## Start Provided material
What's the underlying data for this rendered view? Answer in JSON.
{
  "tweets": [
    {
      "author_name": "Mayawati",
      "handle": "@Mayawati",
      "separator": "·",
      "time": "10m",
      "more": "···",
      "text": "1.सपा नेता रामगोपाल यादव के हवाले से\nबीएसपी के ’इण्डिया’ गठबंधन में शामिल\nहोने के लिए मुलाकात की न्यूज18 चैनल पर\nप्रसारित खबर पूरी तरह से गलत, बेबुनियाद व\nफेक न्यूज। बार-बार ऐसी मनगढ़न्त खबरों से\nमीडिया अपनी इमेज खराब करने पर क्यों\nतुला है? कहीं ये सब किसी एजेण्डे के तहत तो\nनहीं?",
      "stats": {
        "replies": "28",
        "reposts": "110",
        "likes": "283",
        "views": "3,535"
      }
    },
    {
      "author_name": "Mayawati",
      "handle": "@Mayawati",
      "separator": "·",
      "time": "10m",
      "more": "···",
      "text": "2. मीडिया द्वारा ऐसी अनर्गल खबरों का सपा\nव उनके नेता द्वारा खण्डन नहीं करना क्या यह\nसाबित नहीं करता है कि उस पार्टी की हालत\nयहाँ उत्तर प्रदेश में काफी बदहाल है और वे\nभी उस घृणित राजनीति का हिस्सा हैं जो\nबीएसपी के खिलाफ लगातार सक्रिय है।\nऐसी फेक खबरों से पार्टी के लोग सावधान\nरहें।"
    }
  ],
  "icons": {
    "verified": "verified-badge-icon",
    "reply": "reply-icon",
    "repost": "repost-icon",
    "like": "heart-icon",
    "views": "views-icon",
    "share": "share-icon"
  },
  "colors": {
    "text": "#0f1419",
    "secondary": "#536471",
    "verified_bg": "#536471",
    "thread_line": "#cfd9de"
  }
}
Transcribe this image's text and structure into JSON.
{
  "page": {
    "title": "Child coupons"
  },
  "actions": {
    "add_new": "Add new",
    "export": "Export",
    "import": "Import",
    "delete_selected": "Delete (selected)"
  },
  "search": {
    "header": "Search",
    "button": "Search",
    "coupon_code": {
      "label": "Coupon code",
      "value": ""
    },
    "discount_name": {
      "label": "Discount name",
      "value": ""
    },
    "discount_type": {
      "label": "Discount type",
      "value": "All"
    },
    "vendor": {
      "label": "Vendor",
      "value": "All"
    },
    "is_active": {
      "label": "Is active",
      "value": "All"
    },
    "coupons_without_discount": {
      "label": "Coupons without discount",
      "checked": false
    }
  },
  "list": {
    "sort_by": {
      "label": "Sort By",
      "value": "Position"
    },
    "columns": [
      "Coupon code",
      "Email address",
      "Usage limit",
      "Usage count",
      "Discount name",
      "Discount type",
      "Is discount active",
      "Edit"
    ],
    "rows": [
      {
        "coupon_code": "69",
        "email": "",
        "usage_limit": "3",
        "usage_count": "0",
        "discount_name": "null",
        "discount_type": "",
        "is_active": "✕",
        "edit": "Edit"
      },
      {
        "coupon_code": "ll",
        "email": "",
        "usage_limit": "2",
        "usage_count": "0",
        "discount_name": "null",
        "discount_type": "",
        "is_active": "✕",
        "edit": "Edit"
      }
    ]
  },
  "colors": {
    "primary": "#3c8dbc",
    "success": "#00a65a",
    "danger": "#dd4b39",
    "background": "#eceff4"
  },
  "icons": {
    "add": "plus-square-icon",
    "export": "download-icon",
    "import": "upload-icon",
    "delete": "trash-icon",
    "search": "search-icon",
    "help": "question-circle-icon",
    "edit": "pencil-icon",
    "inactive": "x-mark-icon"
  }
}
## End Provided material
→ Written task:
Exactly reproduce every line found in the records.

→ Solution for this task:
What's the underlying data for this rendered view? Answer in JSON.
{
  "tweets": [
    {
      "author_name": "Mayawati",
      "handle": "@Mayawati",
      "separator": "·",
      "time": "10m",
      "more": "···",
      "text": "1.सपा नेता रामगोपाल यादव के हवाले से\nबीएसपी के ’इण्डिया’ गठबंधन में शामिल\nहोने के लिए मुलाकात की न्यूज18 चैनल पर\nप्रसारित खबर पूरी तरह से गलत, बेबुनियाद व\nफेक न्यूज। बार-बार ऐसी मनगढ़न्त खबरों से\nमीडिया अपनी इमेज खराब करने पर क्यों\nतुला है? कहीं ये सब किसी एजेण्डे के तहत तो\nनहीं?",
      "stats": {
        "replies": "28",
        "reposts": "110",
        "likes": "283",
        "views": "3,535"
      }
    },
    {
      "author_name": "Mayawati",
      "handle": "@Mayawati",
      "separator": "·",
      "time": "10m",
      "more": "···",
      "text": "2. मीडिया द्वारा ऐसी अनर्गल खबरों का सपा\nव उनके नेता द्वारा खण्डन नहीं करना क्या यह\nसाबित नहीं करता है कि उस पार्टी की हालत\nयहाँ उत्तर प्रदेश में काफी बदहाल है और वे\nभी उस घृणित राजनीति का हिस्सा हैं जो\nबीएसपी के खिलाफ लगातार सक्रिय है।\nऐसी फेक खबरों से पार्टी के लोग सावधान\nरहें।"
    }
  ],
  "icons": {
    "verified": "verified-badge-icon",
    "reply": "reply-icon",
    "repost": "repost-icon",
    "like": "heart-icon",
    "views": "views-icon",
    "share": "share-icon"
  },
  "colors": {
    "text": "#0f1419",
    "secondary": "#536471",
    "verified_bg": "#536471",
    "thread_line": "#cfd9de"
  }
}
Transcribe this image's text and structure into JSON.
{
  "page": {
    "title": "Child coupons"
  },
  "actions": {
    "add_new": "Add new",
    "export": "Export",
    "import": "Import",
    "delete_selected": "Delete (selected)"
  },
  "search": {
    "header": "Search",
    "button": "Search",
    "coupon_code": {
      "label": "Coupon code",
      "value": ""
    },
    "discount_name": {
      "label": "Discount name",
      "value": ""
    },
    "discount_type": {
      "label": "Discount type",
      "value": "All"
    },
    "vendor": {
      "label": "Vendor",
      "value": "All"
    },
    "is_active": {
      "label": "Is active",
      "value": "All"
    },
    "coupons_without_discount": {
      "label": "Coupons without discount",
      "checked": false
    }
  },
  "list": {
    "sort_by": {
      "label": "Sort By",
      "value": "Position"
    },
    "columns": [
      "Coupon code",
      "Email address",
      "Usage limit",
      "Usage count",
      "Discount name",
      "Discount type",
      "Is discount active",
      "Edit"
    ],
    "rows": [
      {
        "coupon_code": "69",
        "email": "",
        "usage_limit": "3",
        "usage_count": "0",
        "discount_name": "null",
        "discount_type": "",
        "is_active": "✕",
        "edit": "Edit"
      },
      {
        "coupon_code": "ll",
        "email": "",
        "usage_limit": "2",
        "usage_count": "0",
        "discount_name": "null",
        "discount_type": "",
        "is_active": "✕",
        "edit": "Edit"
      }
    ]
  },
  "colors": {
    "primary": "#3c8dbc",
    "success": "#00a65a",
    "danger": "#dd4b39",
    "background": "#eceff4"
  },
  "icons": {
    "add": "plus-square-icon",
    "export": "download-icon",
    "import": "upload-icon",
    "delete": "trash-icon",
    "search": "search-icon",
    "help": "question-circle-icon",
    "edit": "pencil-icon",
    "inactive": "x-mark-icon"
  }
}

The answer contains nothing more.